▸ **To be done**: Show only lines that include "บในการม".

▸ **Entries from a visual dataset**:
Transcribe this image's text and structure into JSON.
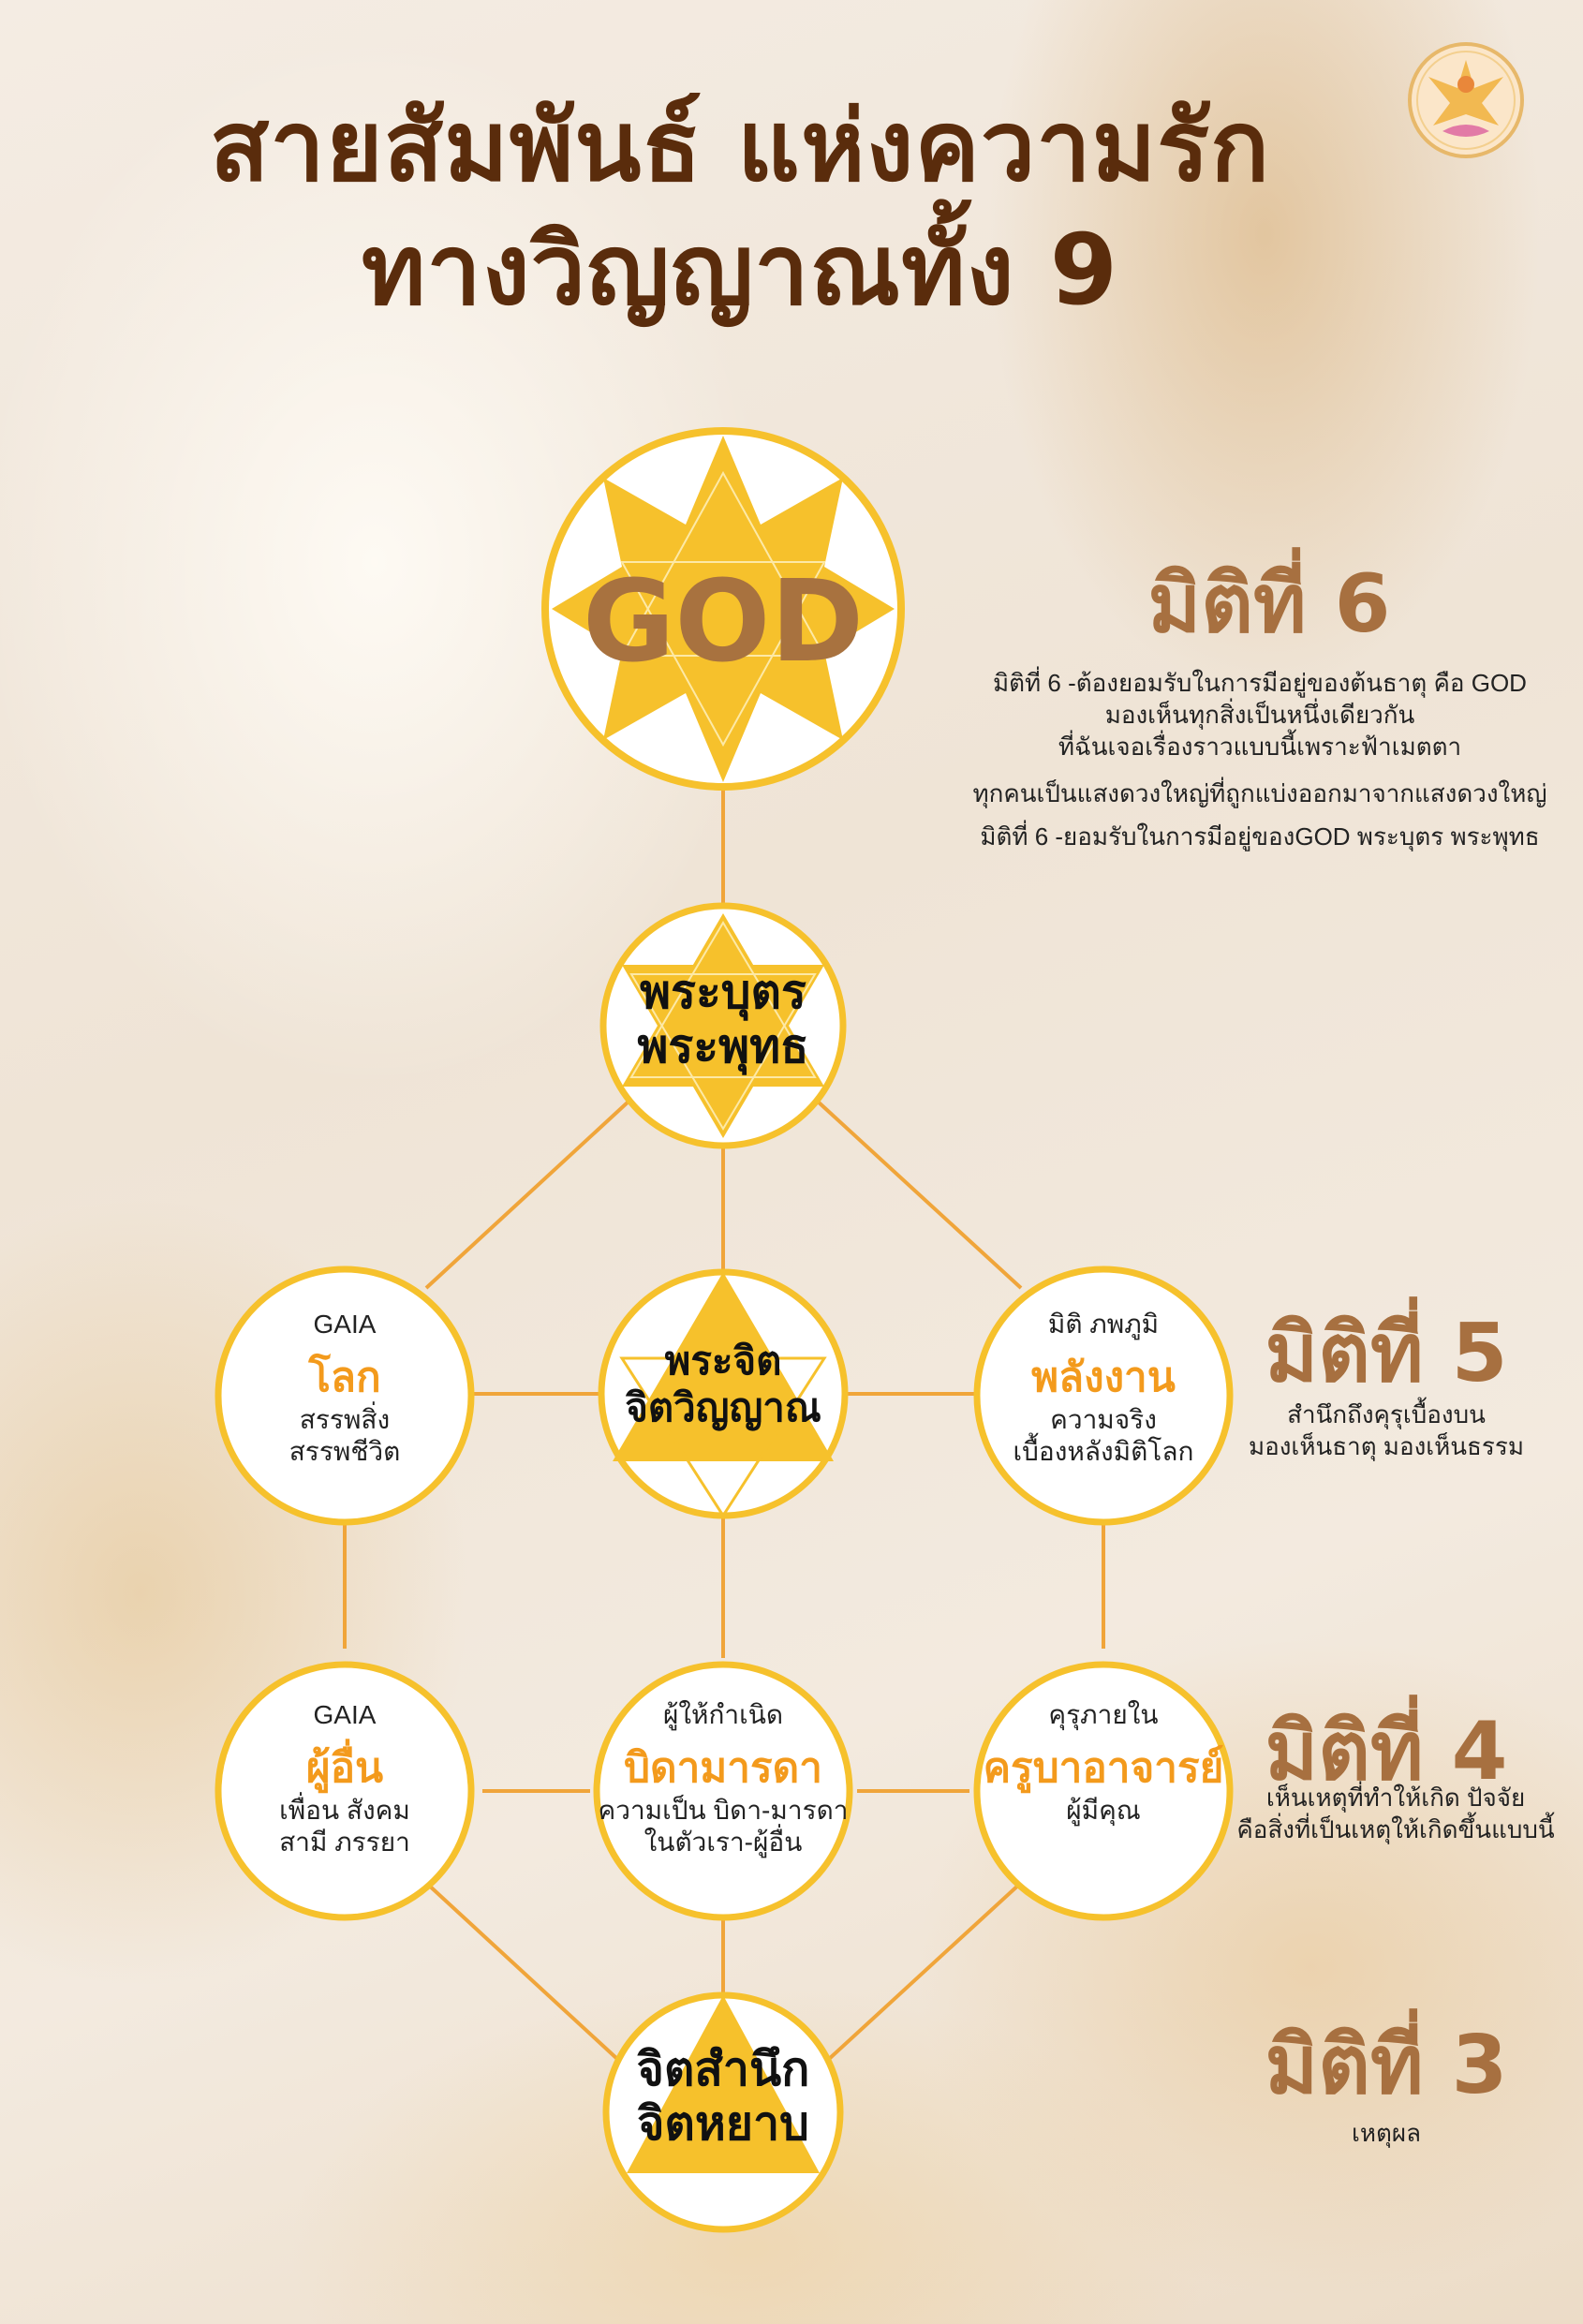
{
  "title": {
    "line1": "สายสัมพันธ์ แห่งความรัก",
    "line2": "ทางวิญญาณทั้ง 9"
  },
  "nodes": {
    "god": {
      "label": "GOD"
    },
    "son_buddha": {
      "line1": "พระบุตร",
      "line2": "พระพุทธ"
    },
    "holy_mind": {
      "line1": "พระจิต",
      "line2": "จิตวิญญาณ"
    },
    "earth": {
      "top": "GAIA",
      "main": "โลก",
      "sub1": "สรรพสิ่ง",
      "sub2": "สรรพชีวิต"
    },
    "energy": {
      "top": "มิติ ภพภูมิ",
      "main": "พลังงาน",
      "sub1": "ความจริง",
      "sub2": "เบื้องหลังมิติโลก"
    },
    "others": {
      "top": "GAIA",
      "main": "ผู้อื่น",
      "sub1": "เพื่อน สังคม",
      "sub2": "สามี ภรรยา"
    },
    "parents": {
      "top": "ผู้ให้กำเนิด",
      "main": "บิดามารดา",
      "sub1": "ความเป็น บิดา-มารดา",
      "sub2": "ในตัวเรา-ผู้อื่น"
    },
    "teachers": {
      "top": "คุรุภายใน",
      "main": "ครูบาอาจารย์",
      "sub1": "ผู้มีคุณ"
    },
    "conscience": {
      "line1": "จิตสำนึก",
      "line2": "จิตหยาบ"
    }
  },
  "dimensions": {
    "d6": {
      "title": "มิติที่ 6",
      "lines": [
        "มิติที่ 6 -ต้องยอมรับในการมีอยู่ของต้นธาตุ คือ GOD",
        "มองเห็นทุกสิ่งเป็นหนึ่งเดียวกัน",
        "ที่ฉันเจอเรื่องราวแบบนี้เพราะฟ้าเมตตา",
        "ทุกคนเป็นแสงดวงใหญ่ที่ถูกแบ่งออกมาจากแสงดวงใหญ่",
        "มิติที่ 6 -ยอมรับในการมีอยู่ของGOD พระบุตร พระพุทธ"
      ]
    },
    "d5": {
      "title": "มิติที่ 5",
      "lines": [
        "สำนึกถึงคุรุเบื้องบน",
        "มองเห็นธาตุ มองเห็นธรรม"
      ]
    },
    "d4": {
      "title": "มิติที่ 4",
      "lines": [
        "เห็นเหตุที่ทำให้เกิด ปัจจัย",
        "คือสิ่งที่เป็นเหตุให้เกิดขึ้นแบบนี้"
      ]
    },
    "d3": {
      "title": "มิติที่ 3",
      "lines": [
        "เหตุผล"
      ]
    }
  },
  "colors": {
    "line": "#f0a53a",
    "star": "#f6c12c",
    "circle_border": "#f6c12c",
    "title": "#5a2c0c",
    "dimension_title": "#a77040",
    "accent_text": "#f39a1c"
  }
}
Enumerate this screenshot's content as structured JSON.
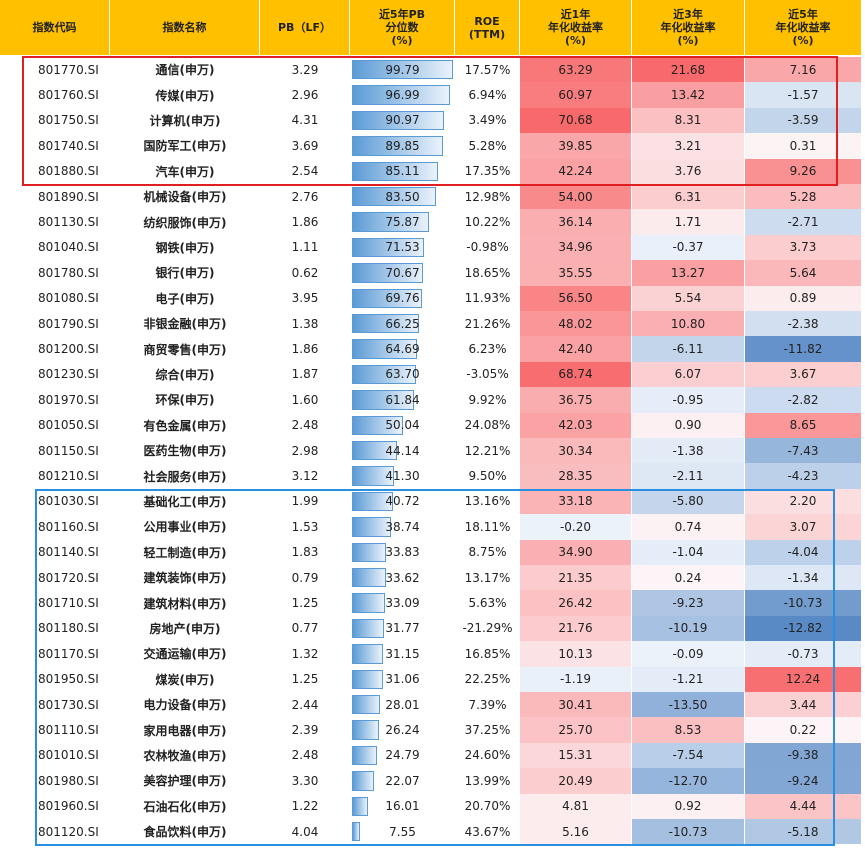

▸ **Result for this exercise**:
        "มิติที่ 6 -ต้องยอมรับในการมีอยู่ของต้นธาตุ คือ GOD",
        "มิติที่ 6 -ยอมรับในการมีอยู่ของGOD พระบุตร พระพุทธ"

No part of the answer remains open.